┌─ TASK INPUT

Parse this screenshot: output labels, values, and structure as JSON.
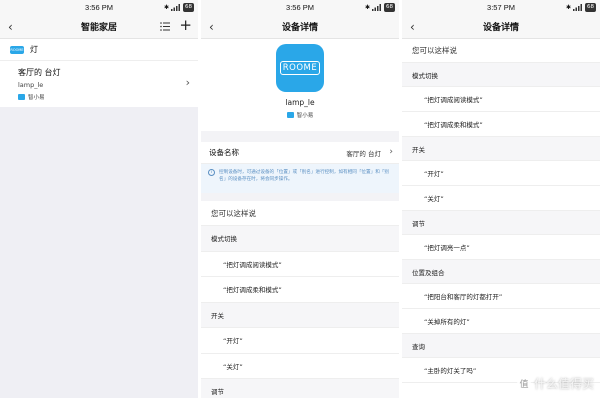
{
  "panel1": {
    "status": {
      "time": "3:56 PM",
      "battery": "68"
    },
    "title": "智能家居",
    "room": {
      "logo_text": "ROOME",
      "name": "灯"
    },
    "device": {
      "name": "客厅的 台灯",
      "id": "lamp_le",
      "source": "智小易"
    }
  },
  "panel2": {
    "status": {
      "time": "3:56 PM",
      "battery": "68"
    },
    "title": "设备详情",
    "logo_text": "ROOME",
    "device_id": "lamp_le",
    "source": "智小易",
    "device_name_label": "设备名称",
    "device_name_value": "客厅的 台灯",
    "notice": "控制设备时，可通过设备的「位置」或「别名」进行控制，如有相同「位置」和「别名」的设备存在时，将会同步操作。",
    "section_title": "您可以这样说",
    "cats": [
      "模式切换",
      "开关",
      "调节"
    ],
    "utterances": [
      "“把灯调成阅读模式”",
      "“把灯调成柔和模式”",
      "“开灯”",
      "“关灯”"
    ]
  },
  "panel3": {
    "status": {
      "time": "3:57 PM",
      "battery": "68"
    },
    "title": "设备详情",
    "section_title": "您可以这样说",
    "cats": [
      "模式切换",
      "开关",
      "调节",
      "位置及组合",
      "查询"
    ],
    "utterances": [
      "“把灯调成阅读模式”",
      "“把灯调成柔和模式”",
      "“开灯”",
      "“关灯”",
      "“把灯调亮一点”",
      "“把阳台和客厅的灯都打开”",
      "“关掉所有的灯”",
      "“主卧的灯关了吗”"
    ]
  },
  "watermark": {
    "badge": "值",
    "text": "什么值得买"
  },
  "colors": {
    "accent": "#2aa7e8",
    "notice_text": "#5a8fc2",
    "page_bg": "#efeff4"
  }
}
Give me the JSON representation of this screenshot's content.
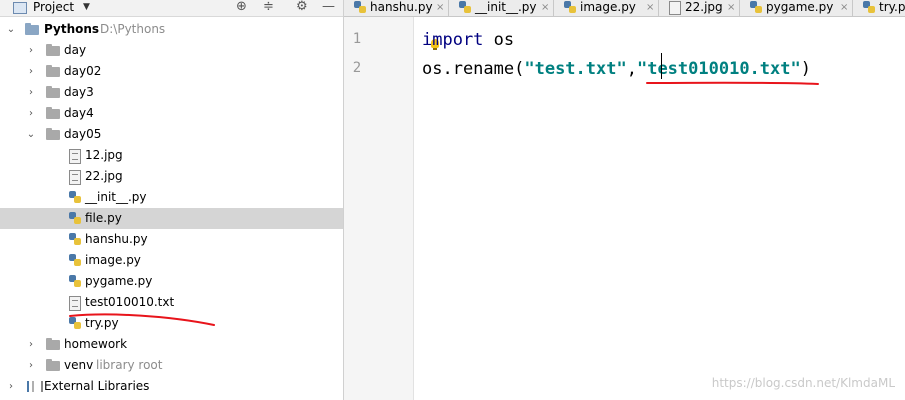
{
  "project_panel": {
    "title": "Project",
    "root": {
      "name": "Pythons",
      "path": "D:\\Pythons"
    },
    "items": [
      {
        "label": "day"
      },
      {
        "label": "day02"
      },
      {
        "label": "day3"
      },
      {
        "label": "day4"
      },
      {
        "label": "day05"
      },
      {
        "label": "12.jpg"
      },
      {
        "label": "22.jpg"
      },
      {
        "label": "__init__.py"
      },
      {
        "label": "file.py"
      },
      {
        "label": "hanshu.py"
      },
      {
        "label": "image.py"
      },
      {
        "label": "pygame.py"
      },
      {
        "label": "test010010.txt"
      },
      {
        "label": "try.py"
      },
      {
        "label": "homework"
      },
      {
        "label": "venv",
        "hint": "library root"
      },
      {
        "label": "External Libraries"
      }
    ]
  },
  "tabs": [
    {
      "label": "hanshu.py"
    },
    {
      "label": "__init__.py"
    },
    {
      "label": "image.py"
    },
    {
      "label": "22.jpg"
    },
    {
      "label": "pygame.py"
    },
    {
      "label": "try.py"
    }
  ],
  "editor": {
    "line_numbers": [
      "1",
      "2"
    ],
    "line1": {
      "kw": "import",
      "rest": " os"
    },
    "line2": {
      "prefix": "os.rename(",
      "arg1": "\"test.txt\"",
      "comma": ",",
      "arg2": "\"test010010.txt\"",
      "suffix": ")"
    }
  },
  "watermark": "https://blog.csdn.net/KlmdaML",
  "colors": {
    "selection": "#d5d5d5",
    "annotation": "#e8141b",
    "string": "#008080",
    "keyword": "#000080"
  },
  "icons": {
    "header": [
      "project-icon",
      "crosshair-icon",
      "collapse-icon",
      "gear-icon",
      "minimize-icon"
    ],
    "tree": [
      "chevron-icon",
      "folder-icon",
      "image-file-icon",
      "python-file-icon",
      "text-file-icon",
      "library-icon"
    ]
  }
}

└─
┌─ TASK INPUT

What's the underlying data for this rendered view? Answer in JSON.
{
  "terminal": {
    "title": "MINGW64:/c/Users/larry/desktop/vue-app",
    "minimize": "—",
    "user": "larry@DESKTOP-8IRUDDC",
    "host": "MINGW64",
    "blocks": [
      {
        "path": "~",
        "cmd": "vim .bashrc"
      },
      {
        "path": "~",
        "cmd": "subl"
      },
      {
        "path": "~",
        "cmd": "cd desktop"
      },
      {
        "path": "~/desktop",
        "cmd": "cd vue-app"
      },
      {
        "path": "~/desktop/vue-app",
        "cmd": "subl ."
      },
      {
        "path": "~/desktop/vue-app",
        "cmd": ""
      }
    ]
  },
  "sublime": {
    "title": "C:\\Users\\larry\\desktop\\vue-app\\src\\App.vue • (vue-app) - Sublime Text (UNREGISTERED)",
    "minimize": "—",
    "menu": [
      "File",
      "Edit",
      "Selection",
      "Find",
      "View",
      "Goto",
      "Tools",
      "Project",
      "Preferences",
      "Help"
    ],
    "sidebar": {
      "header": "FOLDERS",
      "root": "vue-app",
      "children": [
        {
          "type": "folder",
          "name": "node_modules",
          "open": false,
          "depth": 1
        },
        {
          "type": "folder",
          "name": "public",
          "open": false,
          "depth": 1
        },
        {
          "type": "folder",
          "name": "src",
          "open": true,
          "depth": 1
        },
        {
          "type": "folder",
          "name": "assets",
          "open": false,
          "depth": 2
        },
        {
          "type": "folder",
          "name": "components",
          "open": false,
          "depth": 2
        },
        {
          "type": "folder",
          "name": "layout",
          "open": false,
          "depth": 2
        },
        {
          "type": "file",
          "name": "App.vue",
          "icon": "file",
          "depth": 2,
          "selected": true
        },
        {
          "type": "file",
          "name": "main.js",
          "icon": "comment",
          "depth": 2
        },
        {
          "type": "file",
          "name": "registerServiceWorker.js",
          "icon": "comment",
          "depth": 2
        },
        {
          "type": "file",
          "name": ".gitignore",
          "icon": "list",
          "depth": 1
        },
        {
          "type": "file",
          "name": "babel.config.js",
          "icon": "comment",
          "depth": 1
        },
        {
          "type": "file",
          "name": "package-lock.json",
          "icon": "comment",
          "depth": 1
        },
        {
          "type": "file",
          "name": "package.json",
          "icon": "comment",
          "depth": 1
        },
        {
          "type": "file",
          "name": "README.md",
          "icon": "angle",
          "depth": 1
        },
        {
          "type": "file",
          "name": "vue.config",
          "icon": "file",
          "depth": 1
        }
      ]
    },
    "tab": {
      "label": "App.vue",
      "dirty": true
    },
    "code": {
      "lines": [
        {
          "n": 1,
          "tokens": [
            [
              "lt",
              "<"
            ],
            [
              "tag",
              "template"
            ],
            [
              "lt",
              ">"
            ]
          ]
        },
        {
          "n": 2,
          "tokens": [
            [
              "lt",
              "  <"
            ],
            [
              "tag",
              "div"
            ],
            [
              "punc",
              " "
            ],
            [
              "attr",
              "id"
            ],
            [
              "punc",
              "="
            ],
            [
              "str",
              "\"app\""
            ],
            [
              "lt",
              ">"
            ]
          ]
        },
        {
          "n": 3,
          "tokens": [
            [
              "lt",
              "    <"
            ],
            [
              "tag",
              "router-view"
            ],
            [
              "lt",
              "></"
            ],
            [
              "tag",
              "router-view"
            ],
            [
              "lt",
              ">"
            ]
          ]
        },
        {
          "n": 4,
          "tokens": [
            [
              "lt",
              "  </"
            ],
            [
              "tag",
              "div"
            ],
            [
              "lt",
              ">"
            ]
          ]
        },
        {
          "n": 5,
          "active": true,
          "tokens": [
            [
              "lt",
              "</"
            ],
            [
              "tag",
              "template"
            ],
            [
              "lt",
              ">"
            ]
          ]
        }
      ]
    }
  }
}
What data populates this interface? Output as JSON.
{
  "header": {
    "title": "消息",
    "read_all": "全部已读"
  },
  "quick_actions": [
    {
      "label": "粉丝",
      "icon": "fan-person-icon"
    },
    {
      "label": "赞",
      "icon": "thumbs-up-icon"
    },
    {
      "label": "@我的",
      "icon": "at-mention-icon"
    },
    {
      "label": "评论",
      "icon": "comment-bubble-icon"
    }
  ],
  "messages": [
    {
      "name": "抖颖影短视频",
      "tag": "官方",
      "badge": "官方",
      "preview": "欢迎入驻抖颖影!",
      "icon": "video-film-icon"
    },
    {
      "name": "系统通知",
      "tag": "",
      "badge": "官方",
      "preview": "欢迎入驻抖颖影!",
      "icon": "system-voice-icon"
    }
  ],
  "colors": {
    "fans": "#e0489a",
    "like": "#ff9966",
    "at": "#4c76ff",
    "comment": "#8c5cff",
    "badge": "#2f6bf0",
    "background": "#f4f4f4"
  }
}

└─

▶ _TASK TO CARRY OUT_
Collect the lines of the data that carry the word "screenshot".

▶ _THE SOLUTION_
Parse this screenshot: output labels, values, and structure as JSON.
Give me the JSON representation of this screenshot's content.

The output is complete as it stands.